REQUEST:
Copy out the following lines verbatim, everything from the start of the records down to the line containing "linkedin-icon[interactable]: in xyxy=(631,2526,647,2542)", with both ends included.
--- BEGIN DATA EXTRACT ---
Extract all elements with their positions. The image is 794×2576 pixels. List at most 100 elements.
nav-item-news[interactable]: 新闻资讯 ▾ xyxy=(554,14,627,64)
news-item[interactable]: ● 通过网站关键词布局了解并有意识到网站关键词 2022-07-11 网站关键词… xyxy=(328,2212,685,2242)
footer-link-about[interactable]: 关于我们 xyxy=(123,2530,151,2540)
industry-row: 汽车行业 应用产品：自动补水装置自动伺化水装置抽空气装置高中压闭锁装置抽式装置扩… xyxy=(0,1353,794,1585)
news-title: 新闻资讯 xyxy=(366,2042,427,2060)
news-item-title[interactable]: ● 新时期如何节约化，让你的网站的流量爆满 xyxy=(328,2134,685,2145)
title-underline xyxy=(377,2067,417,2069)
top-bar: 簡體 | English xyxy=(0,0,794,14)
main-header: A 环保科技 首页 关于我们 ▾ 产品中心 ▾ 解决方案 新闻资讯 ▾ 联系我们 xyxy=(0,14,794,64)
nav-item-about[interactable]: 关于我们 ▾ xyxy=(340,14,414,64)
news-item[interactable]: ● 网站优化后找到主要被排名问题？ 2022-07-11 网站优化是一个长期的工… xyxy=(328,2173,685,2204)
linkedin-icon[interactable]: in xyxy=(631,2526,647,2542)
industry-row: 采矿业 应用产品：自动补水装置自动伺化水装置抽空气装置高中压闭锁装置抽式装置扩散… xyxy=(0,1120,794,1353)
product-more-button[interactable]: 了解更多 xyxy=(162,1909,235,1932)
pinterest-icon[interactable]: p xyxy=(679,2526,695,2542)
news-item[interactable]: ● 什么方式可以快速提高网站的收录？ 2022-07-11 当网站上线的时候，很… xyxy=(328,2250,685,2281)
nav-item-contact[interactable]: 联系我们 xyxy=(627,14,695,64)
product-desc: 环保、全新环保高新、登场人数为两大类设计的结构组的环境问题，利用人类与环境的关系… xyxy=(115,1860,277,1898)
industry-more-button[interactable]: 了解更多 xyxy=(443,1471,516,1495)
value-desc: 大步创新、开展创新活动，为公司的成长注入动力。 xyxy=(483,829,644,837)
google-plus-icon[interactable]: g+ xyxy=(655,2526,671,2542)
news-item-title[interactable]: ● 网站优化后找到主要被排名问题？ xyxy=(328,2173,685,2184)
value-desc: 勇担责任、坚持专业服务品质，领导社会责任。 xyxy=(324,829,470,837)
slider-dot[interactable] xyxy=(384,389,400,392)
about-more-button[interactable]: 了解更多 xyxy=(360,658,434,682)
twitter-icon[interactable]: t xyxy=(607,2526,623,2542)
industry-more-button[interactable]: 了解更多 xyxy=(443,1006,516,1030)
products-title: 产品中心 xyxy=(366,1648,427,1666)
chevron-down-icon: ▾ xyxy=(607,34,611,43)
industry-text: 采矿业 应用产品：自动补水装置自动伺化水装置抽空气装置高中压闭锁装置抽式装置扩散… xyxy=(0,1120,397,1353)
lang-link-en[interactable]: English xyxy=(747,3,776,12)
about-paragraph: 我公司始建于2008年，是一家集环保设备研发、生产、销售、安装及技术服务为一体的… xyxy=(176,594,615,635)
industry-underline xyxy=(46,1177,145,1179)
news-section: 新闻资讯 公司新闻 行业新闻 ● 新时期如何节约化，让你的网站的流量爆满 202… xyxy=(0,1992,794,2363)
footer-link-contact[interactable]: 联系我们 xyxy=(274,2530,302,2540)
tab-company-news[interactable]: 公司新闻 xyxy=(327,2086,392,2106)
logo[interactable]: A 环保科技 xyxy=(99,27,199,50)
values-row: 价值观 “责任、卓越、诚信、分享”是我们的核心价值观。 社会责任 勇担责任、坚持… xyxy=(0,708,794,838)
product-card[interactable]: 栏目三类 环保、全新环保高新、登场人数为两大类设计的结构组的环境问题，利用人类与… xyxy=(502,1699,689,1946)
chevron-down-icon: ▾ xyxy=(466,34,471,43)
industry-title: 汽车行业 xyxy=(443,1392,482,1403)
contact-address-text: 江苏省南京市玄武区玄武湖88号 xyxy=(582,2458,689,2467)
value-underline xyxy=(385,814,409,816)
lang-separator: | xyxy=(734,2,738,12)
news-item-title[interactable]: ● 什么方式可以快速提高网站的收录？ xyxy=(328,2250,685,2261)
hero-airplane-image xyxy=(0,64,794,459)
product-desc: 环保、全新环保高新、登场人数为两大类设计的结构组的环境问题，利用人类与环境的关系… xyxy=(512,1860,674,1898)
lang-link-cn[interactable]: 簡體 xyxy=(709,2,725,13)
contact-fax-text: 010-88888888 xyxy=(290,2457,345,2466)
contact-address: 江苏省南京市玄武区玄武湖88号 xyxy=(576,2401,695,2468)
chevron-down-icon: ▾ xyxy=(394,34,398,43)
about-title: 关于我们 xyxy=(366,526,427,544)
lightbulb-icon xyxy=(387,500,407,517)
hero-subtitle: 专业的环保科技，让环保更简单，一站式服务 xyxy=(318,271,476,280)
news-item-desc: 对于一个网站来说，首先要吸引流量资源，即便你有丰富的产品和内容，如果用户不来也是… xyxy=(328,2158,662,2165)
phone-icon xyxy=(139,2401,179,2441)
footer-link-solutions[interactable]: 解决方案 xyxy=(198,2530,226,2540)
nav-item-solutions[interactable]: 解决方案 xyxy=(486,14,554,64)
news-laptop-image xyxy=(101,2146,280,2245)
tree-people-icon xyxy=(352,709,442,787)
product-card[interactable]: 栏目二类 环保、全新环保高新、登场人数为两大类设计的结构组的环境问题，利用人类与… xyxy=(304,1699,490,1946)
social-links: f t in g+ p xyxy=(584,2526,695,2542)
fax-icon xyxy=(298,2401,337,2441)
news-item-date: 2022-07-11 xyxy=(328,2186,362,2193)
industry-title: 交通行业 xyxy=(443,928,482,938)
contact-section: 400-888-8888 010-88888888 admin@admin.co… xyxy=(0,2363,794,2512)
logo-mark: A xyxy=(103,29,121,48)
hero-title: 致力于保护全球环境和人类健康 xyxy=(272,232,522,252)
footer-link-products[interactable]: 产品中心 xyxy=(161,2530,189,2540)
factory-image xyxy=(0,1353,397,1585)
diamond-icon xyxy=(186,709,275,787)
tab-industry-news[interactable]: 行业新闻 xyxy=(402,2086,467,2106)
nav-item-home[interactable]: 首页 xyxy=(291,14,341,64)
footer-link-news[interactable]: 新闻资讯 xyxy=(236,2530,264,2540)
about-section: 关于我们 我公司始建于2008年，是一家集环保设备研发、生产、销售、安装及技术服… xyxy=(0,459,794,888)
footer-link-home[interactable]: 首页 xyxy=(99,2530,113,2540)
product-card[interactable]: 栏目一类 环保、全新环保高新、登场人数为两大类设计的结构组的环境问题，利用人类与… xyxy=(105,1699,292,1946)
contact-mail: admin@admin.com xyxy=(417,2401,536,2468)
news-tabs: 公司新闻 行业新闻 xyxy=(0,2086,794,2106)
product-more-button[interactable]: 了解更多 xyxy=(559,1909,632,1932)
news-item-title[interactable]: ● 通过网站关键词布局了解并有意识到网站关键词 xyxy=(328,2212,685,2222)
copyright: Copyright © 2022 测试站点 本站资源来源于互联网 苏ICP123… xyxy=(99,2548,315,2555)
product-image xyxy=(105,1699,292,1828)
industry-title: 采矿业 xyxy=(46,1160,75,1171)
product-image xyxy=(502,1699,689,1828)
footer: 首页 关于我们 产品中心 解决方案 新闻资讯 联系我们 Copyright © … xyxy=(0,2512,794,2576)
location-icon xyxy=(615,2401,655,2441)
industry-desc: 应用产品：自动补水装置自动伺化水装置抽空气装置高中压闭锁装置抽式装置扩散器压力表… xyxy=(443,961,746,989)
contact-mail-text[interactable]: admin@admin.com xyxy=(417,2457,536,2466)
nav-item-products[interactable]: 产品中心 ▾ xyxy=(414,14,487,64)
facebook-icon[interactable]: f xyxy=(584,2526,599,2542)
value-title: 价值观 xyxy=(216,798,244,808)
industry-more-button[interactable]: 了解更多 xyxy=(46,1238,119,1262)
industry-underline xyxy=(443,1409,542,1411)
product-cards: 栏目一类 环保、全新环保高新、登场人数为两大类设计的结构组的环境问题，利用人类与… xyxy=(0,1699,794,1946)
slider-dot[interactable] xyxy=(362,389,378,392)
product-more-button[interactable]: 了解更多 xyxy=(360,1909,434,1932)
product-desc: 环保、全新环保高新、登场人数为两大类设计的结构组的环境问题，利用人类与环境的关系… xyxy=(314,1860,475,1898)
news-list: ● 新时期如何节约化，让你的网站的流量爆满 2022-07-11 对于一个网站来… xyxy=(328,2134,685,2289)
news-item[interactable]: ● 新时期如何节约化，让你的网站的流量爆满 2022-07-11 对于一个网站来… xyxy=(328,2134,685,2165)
--- END DATA EXTRACT ---
REPLY:
Extract all elements with their positions. The image is 794×2576 pixels. List at most 100 elements.
nav-item-news[interactable]: 新闻资讯 ▾ xyxy=(554,14,627,64)
news-item[interactable]: ● 通过网站关键词布局了解并有意识到网站关键词 2022-07-11 网站关键词… xyxy=(328,2212,685,2242)
footer-link-about[interactable]: 关于我们 xyxy=(123,2530,151,2540)
industry-row: 汽车行业 应用产品：自动补水装置自动伺化水装置抽空气装置高中压闭锁装置抽式装置扩… xyxy=(0,1353,794,1585)
news-title: 新闻资讯 xyxy=(366,2042,427,2060)
news-item-title[interactable]: ● 新时期如何节约化，让你的网站的流量爆满 xyxy=(328,2134,685,2145)
title-underline xyxy=(377,2067,417,2069)
top-bar: 簡體 | English xyxy=(0,0,794,14)
main-header: A 环保科技 首页 关于我们 ▾ 产品中心 ▾ 解决方案 新闻资讯 ▾ 联系我们 xyxy=(0,14,794,64)
nav-item-about[interactable]: 关于我们 ▾ xyxy=(340,14,414,64)
news-item[interactable]: ● 网站优化后找到主要被排名问题？ 2022-07-11 网站优化是一个长期的工… xyxy=(328,2173,685,2204)
linkedin-icon[interactable]: in xyxy=(631,2526,647,2542)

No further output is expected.